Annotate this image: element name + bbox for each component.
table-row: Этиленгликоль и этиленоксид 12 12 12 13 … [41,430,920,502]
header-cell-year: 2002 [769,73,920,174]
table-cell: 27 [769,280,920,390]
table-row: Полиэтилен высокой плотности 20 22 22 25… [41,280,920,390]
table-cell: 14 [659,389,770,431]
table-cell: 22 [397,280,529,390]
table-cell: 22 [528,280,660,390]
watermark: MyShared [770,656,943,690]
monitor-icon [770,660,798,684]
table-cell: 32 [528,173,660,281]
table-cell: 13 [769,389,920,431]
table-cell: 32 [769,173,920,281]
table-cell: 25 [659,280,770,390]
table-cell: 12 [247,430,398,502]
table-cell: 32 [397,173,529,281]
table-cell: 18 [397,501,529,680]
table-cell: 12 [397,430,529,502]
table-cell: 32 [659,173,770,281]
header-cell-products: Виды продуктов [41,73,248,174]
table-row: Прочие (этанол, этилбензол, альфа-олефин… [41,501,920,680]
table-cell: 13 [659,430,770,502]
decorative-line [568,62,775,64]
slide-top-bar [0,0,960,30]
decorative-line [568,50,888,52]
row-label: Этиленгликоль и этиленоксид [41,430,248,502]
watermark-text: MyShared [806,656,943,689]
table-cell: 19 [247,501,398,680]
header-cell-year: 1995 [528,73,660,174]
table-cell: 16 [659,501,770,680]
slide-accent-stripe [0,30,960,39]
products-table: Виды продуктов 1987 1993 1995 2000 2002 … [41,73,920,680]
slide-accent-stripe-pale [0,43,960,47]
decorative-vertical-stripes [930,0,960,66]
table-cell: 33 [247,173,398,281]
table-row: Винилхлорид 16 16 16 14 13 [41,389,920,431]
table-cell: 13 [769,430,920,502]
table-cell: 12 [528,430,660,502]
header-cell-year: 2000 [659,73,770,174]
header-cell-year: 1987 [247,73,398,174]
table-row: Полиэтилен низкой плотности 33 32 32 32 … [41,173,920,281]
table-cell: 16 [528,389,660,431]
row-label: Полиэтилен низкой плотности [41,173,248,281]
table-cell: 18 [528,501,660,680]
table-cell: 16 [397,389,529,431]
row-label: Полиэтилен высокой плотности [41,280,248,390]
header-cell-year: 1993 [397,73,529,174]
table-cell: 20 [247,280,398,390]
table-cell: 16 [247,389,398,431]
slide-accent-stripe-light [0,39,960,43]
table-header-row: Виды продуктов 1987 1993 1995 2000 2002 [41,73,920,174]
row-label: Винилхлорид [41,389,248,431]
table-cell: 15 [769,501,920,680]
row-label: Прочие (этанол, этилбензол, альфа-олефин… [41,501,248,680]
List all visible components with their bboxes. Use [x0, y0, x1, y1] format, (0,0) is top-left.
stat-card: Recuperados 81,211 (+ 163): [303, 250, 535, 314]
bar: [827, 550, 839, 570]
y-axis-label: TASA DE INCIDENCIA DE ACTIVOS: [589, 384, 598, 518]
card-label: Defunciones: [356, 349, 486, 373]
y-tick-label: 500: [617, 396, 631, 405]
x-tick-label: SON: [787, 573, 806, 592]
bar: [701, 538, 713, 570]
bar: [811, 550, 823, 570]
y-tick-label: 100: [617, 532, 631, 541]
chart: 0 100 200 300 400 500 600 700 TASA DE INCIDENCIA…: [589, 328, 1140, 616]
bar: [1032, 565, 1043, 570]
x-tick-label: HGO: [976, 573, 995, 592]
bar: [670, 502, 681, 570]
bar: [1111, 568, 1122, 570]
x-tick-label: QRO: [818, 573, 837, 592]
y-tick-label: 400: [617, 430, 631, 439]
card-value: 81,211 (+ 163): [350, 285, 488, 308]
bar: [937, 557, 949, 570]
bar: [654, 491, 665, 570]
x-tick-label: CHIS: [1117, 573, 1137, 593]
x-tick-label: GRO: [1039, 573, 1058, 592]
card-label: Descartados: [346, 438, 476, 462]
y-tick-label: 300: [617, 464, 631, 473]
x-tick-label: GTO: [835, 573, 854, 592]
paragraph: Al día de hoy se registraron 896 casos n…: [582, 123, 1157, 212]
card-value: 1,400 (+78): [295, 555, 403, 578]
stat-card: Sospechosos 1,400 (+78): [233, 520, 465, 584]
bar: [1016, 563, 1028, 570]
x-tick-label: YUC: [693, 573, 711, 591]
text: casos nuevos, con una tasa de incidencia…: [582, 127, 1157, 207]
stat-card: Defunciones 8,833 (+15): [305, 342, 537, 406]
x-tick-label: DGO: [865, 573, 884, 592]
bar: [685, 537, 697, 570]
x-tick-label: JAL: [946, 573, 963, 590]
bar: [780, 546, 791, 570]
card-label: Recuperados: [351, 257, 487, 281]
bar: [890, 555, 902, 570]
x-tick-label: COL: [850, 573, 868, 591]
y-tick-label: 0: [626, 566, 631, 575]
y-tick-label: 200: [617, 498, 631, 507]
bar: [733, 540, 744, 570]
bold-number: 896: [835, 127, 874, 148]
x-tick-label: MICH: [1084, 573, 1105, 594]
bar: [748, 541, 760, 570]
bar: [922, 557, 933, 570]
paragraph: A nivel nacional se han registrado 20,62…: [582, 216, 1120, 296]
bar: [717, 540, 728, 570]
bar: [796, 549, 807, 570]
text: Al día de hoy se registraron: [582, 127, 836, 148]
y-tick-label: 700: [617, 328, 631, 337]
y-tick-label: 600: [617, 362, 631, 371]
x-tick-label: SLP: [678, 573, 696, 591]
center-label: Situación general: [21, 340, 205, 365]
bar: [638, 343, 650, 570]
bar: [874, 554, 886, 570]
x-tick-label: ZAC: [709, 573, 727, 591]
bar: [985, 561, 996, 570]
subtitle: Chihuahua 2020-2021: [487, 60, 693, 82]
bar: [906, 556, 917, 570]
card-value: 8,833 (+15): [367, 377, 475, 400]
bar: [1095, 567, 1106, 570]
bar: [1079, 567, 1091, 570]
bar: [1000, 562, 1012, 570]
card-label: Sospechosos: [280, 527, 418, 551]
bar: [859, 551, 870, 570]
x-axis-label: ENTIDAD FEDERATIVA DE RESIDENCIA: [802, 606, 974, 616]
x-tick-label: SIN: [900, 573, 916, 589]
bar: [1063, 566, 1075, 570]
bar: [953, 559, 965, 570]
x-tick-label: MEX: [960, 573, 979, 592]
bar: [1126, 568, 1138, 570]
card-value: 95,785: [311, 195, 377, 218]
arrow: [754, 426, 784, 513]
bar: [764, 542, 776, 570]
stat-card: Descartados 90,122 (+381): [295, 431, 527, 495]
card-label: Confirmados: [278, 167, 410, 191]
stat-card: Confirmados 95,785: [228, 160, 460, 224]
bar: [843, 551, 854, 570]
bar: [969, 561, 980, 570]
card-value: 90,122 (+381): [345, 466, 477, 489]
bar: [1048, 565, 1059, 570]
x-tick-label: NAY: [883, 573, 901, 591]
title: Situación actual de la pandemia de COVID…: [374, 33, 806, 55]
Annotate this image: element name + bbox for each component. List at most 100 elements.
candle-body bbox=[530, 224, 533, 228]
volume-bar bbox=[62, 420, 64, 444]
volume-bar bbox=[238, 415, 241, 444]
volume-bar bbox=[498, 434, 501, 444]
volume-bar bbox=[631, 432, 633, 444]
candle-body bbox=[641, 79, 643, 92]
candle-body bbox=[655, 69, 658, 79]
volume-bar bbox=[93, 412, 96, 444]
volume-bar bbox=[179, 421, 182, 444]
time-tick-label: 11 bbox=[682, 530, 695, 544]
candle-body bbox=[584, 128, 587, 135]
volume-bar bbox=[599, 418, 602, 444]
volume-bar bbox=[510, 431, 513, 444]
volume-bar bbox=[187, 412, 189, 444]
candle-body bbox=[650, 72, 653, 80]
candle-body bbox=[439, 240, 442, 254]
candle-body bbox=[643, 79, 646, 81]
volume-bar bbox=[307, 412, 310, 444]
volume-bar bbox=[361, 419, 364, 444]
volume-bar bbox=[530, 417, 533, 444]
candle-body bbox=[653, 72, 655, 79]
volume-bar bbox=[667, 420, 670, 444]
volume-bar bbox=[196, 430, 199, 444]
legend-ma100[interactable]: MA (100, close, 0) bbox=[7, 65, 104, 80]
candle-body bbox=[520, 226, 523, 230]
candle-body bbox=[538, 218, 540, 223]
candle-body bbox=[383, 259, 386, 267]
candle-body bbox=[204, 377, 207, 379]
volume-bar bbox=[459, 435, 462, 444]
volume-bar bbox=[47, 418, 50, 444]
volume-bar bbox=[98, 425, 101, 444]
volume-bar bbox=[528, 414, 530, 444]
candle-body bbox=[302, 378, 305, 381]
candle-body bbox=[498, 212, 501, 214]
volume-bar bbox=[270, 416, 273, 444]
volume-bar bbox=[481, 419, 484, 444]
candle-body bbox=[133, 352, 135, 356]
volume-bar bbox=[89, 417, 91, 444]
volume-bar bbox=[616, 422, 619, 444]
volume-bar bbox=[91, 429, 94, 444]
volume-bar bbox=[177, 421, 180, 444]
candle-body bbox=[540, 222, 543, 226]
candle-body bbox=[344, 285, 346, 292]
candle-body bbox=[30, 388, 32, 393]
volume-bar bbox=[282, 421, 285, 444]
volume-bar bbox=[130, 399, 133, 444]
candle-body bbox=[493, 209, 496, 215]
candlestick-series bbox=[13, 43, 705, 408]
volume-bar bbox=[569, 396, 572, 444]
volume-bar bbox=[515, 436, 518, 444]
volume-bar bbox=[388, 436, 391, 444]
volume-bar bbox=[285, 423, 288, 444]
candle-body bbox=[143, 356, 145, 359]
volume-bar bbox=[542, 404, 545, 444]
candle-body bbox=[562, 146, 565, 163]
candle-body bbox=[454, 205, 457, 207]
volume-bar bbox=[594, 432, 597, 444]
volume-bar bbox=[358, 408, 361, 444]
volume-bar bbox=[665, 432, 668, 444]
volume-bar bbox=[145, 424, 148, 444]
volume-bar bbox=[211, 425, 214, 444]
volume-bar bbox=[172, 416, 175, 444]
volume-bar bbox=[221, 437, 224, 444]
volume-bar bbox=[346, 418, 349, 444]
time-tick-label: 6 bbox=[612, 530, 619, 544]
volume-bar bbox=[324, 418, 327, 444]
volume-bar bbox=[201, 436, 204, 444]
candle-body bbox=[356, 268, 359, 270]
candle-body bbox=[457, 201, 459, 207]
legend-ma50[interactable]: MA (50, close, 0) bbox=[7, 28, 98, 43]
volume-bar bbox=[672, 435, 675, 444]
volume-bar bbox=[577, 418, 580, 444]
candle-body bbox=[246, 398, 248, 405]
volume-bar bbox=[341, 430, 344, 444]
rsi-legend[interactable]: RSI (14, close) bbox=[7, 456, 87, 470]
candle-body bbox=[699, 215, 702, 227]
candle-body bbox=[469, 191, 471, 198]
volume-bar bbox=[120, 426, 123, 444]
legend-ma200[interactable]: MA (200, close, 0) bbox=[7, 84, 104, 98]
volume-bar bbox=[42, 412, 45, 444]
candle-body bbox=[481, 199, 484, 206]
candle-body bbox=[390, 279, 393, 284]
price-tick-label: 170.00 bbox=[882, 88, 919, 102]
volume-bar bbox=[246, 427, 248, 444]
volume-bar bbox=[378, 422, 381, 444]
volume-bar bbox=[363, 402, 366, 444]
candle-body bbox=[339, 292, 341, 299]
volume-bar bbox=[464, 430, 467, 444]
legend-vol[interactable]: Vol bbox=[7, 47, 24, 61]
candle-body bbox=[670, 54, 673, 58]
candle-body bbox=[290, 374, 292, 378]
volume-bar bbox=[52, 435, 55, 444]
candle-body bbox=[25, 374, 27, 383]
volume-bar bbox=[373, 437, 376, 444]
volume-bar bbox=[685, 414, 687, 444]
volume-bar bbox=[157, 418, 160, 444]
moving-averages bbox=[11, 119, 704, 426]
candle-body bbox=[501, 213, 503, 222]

----

▶ Instructions to follow
Format the items above, from the first line through the line containing "table-cell: 18 [528,501,660,680]", as a numbered list. Include both of those lines, and leave out any blank lines.

▶ The solution
1. Annotate this image: element name + bbox for each component.
2. table-row: Этиленгликоль и этиленоксид 12 12 12 13 … [41,430,920,502]
3. header-cell-year: 2002 [769,73,920,174]
4. table-cell: 27 [769,280,920,390]
5. table-row: Полиэтилен высокой плотности 20 22 22 25… [41,280,920,390]
6. table-cell: 14 [659,389,770,431]
7. table-cell: 22 [397,280,529,390]
8. table-cell: 22 [528,280,660,390]
9. watermark: MyShared [770,656,943,690]
10. monitor-icon [770,660,798,684]
11. table-cell: 32 [528,173,660,281]
12. table-cell: 13 [769,389,920,431]
13. table-cell: 32 [769,173,920,281]
14. table-cell: 25 [659,280,770,390]
15. table-cell: 12 [247,430,398,502]
16. table-cell: 32 [397,173,529,281]
17. table-cell: 18 [397,501,529,680]
18. table-cell: 12 [397,430,529,502]
19. table-cell: 32 [659,173,770,281]
20. header-cell-products: Виды продуктов [41,73,248,174]
21. table-row: Прочие (этанол, этилбензол, альфа-олефин… [41,501,920,680]
22. table-cell: 13 [659,430,770,502]
23. decorative-line [568,62,775,64]
24. slide-top-bar [0,0,960,30]
25. decorative-line [568,50,888,52]
26. row-label: Этиленгликоль и этиленоксид [41,430,248,502]
27. watermark-text: MyShared [806,656,943,689]
28. table-cell: 19 [247,501,398,680]
29. header-cell-year: 1995 [528,73,660,174]
30. table-cell: 16 [659,501,770,680]
31. slide-accent-stripe [0,30,960,39]
32. products-table: Виды продуктов 1987 1993 1995 2000 2002 … [41,73,920,680]
33. slide-accent-stripe-pale [0,43,960,47]
34. decorative-vertical-stripes [930,0,960,66]
35. table-cell: 33 [247,173,398,281]
36. table-row: Винилхлорид 16 16 16 14 13 [41,389,920,431]
37. table-cell: 13 [769,430,920,502]
38. table-cell: 12 [528,430,660,502]
39. header-cell-year: 2000 [659,73,770,174]
40. header-cell-year: 1987 [247,73,398,174]
41. table-row: Полиэтилен низкой плотности 33 32 32 32 … [41,173,920,281]
42. table-cell: 16 [528,389,660,431]
43. row-label: Полиэтилен низкой плотности [41,173,248,281]
44. table-cell: 18 [528,501,660,680]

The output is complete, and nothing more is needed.